- _WRITTEN REQUEST_:
Provide only the number of lines in the records below that include "count".

[Stored data]
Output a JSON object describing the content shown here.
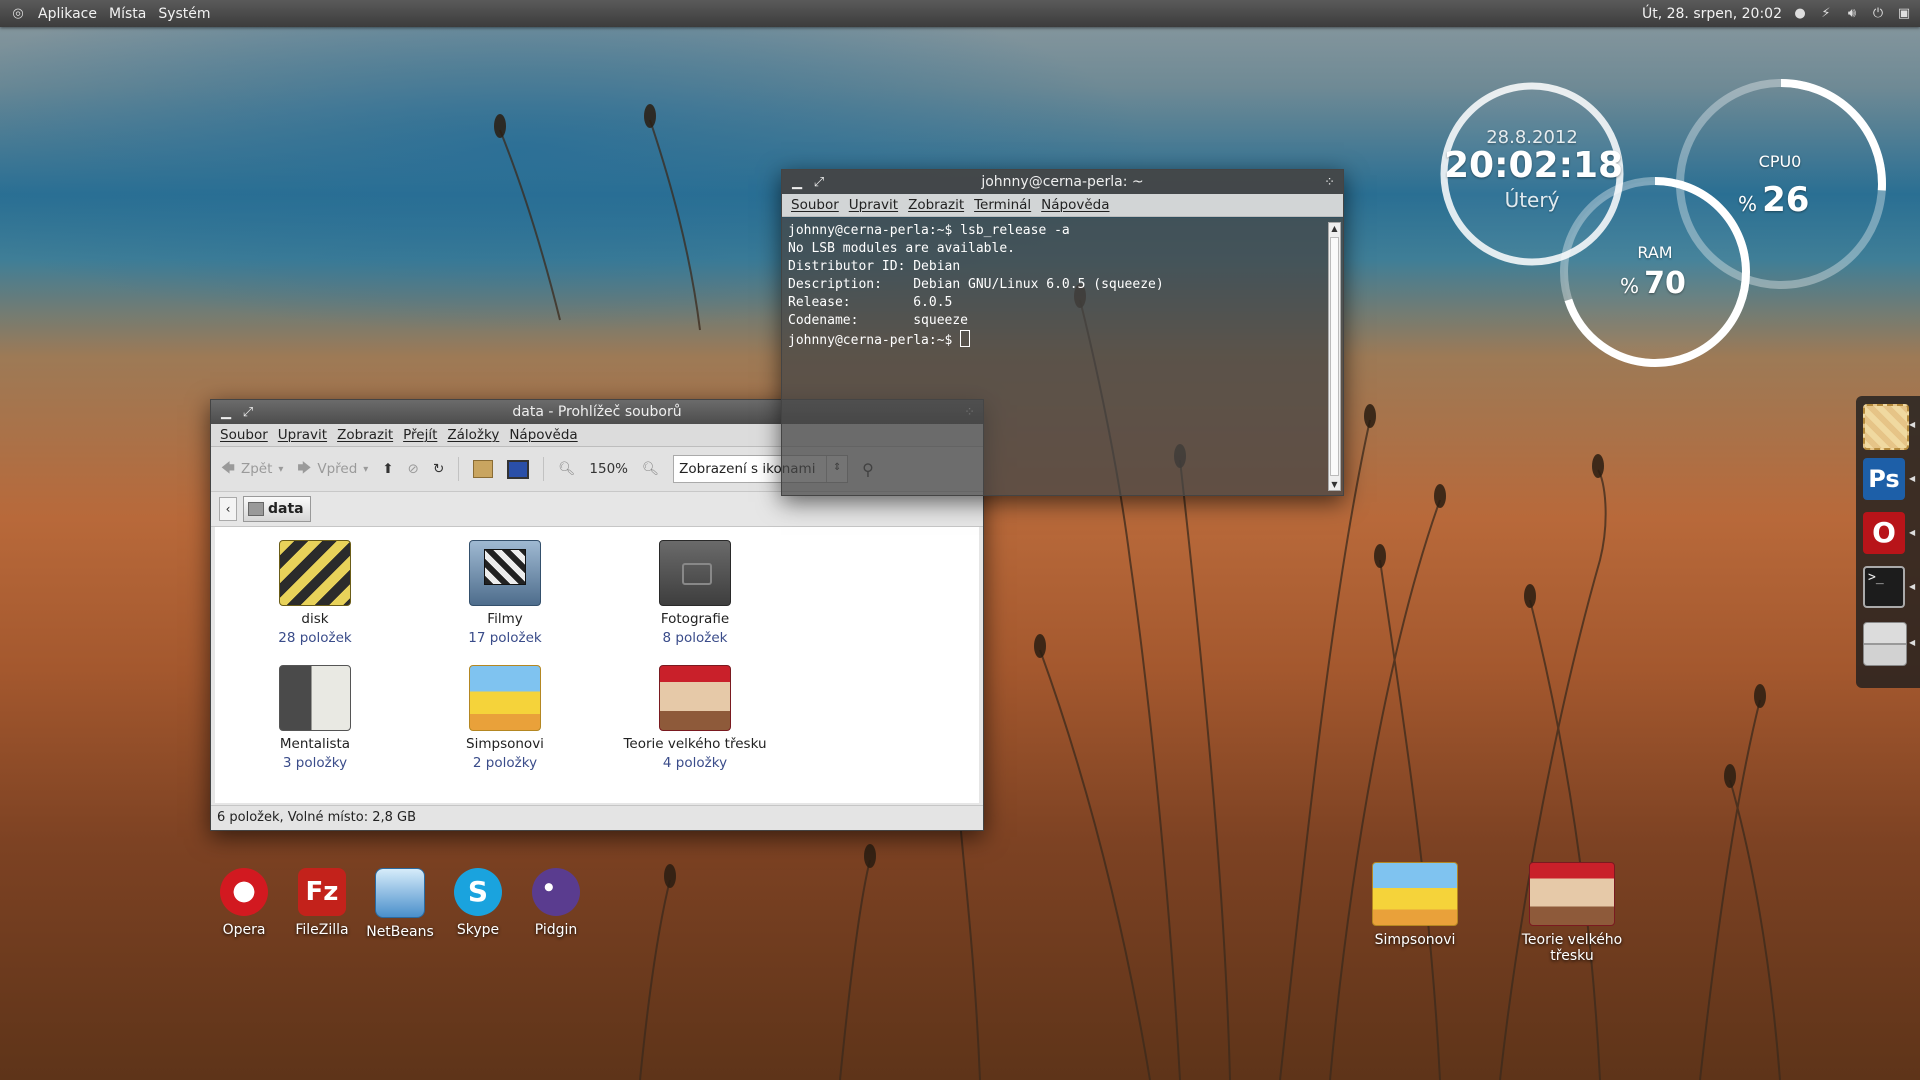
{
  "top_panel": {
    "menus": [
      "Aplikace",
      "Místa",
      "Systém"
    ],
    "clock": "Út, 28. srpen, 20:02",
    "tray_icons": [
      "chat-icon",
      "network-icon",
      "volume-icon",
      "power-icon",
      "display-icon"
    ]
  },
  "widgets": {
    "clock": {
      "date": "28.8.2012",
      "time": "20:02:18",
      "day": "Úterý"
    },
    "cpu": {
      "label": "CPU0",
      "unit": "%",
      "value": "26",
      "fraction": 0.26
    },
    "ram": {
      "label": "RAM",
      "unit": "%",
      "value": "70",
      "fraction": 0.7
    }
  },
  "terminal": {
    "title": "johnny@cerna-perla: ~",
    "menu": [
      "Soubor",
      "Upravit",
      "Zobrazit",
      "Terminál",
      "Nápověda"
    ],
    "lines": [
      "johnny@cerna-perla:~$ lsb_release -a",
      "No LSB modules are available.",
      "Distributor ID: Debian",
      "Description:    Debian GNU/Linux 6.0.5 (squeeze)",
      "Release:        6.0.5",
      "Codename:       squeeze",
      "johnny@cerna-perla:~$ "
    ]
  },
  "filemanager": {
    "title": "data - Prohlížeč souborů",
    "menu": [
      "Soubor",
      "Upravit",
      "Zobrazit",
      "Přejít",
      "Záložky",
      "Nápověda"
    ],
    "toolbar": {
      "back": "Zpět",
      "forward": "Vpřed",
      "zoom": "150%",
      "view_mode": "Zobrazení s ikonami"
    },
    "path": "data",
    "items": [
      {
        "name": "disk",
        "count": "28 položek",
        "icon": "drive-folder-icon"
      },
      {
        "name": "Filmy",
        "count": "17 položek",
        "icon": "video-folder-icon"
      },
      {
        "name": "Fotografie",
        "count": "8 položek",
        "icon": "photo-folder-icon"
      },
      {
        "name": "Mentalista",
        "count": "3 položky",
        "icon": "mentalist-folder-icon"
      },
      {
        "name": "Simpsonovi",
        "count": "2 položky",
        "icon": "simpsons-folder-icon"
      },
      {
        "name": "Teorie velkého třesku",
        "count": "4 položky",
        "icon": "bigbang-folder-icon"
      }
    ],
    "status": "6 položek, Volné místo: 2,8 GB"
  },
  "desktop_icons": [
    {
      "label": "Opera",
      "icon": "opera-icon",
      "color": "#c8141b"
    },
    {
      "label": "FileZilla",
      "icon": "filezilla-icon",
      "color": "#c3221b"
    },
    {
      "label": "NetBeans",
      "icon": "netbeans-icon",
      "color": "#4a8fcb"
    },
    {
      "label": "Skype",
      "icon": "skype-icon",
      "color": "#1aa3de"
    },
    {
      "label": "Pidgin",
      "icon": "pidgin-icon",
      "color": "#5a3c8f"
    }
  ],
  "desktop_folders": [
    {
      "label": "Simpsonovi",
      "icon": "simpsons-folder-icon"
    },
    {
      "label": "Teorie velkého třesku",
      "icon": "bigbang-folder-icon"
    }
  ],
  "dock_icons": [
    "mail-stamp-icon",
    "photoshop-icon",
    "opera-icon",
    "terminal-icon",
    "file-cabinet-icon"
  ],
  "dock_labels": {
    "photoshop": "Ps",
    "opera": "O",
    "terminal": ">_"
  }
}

---

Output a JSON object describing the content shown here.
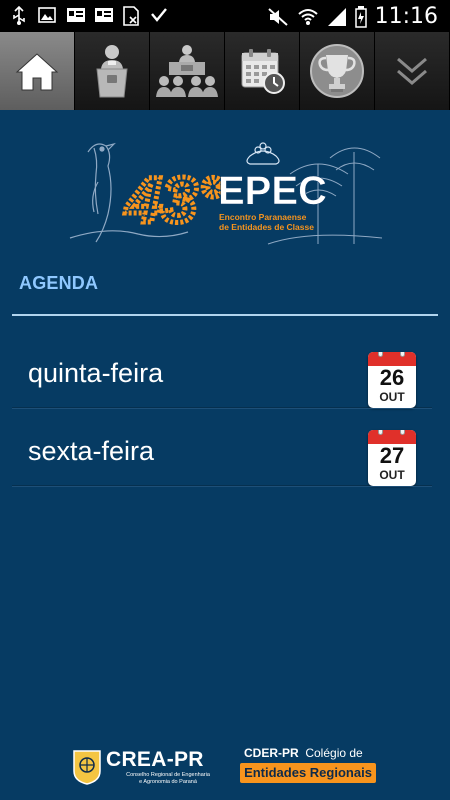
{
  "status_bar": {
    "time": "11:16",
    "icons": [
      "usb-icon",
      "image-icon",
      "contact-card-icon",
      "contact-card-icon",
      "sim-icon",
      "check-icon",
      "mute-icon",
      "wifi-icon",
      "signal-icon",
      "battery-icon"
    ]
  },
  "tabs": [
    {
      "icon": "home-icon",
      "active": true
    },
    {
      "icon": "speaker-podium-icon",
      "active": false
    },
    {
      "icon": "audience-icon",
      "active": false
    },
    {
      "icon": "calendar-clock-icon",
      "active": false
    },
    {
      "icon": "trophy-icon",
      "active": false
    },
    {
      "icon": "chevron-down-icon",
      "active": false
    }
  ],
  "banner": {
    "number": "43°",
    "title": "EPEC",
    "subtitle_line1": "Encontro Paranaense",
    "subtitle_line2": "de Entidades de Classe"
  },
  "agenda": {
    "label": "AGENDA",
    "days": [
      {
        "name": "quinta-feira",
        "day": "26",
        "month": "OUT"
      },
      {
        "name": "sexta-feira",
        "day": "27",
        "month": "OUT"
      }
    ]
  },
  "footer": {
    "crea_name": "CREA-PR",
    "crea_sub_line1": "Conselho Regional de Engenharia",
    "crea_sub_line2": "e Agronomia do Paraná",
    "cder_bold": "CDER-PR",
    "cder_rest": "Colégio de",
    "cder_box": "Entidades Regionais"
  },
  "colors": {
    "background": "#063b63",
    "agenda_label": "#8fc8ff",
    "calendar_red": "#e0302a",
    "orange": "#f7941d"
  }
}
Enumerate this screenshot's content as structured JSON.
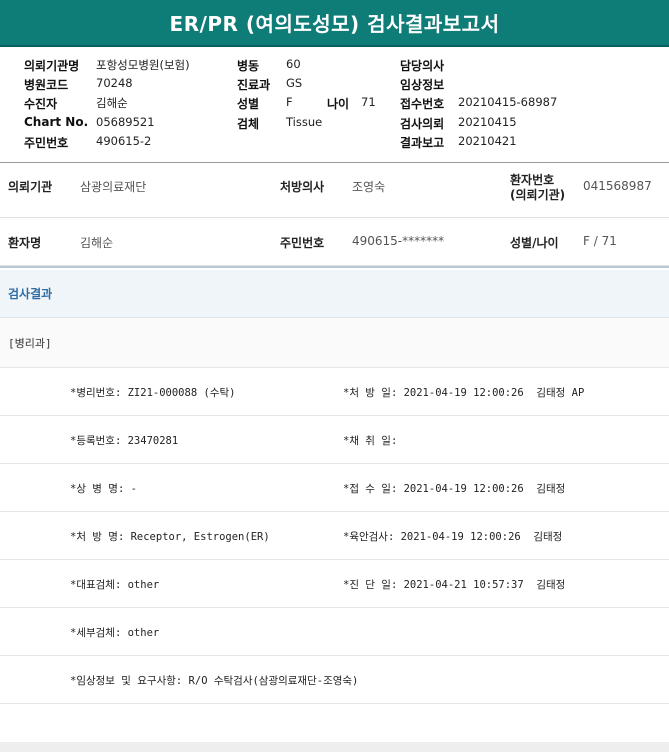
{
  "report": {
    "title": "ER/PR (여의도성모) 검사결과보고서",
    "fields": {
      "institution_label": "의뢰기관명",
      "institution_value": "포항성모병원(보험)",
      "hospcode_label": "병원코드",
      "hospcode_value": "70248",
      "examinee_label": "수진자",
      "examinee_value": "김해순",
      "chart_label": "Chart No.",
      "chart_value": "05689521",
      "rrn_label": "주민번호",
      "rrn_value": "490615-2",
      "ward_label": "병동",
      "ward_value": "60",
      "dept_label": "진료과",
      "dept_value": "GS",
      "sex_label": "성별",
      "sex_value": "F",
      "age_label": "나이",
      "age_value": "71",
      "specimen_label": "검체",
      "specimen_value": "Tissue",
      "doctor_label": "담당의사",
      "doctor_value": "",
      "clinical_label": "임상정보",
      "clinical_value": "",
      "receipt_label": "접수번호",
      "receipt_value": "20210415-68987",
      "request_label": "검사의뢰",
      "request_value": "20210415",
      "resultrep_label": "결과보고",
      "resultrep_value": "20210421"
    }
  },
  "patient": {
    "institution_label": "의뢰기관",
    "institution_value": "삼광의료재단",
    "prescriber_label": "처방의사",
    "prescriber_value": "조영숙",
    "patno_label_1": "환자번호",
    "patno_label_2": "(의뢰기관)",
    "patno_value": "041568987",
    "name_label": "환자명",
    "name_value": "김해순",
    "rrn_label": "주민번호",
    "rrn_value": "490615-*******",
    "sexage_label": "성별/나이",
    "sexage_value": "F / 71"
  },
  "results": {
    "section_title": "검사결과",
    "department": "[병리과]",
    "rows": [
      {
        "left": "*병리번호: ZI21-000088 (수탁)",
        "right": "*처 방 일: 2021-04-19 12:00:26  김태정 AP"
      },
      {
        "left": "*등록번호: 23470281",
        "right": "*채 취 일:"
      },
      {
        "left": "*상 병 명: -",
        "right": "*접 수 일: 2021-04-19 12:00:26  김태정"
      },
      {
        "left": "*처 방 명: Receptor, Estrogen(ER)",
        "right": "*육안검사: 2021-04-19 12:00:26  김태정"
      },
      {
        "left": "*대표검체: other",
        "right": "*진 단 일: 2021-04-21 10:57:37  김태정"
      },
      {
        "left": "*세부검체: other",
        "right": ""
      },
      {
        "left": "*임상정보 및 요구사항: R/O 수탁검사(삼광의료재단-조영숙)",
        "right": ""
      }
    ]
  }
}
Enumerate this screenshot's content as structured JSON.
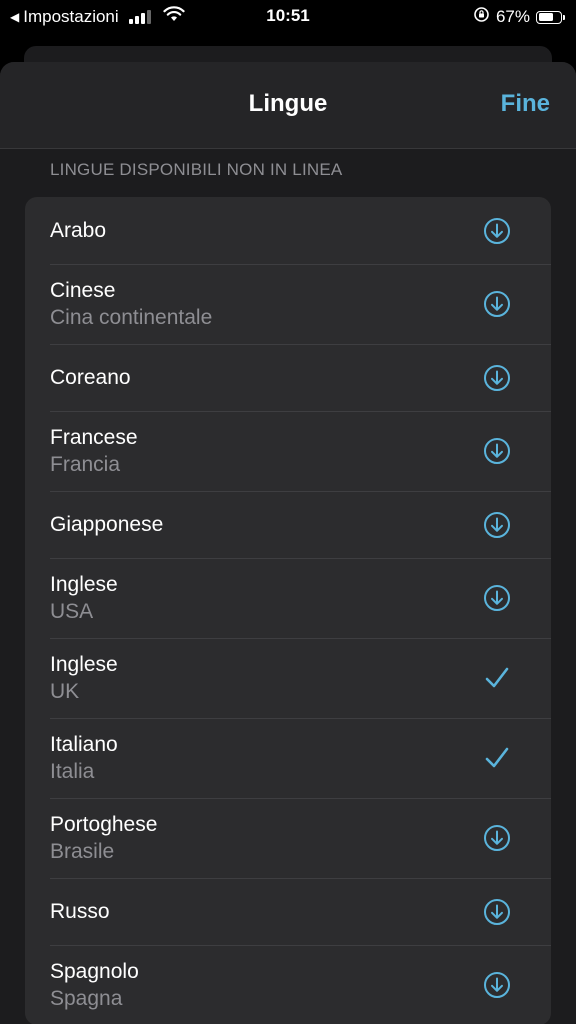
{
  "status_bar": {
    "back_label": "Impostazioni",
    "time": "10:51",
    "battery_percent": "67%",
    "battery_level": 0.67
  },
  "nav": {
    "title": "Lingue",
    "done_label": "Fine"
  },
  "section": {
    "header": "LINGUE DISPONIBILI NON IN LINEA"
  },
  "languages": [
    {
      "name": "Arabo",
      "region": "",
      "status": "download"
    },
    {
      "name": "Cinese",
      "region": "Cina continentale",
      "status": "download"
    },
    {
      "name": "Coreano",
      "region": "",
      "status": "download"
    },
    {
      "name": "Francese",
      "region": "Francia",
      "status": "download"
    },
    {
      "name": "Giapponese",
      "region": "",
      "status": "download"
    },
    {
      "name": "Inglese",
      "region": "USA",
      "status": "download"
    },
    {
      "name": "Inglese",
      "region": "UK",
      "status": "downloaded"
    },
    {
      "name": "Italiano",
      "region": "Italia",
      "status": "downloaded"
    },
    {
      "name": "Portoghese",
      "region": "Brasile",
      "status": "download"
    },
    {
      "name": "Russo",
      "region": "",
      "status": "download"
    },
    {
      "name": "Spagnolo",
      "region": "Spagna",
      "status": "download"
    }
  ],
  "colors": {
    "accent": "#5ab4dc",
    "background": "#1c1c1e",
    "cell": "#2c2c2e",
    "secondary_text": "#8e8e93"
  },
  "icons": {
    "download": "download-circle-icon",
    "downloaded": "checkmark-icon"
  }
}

- _TASK RESPONSE_:
6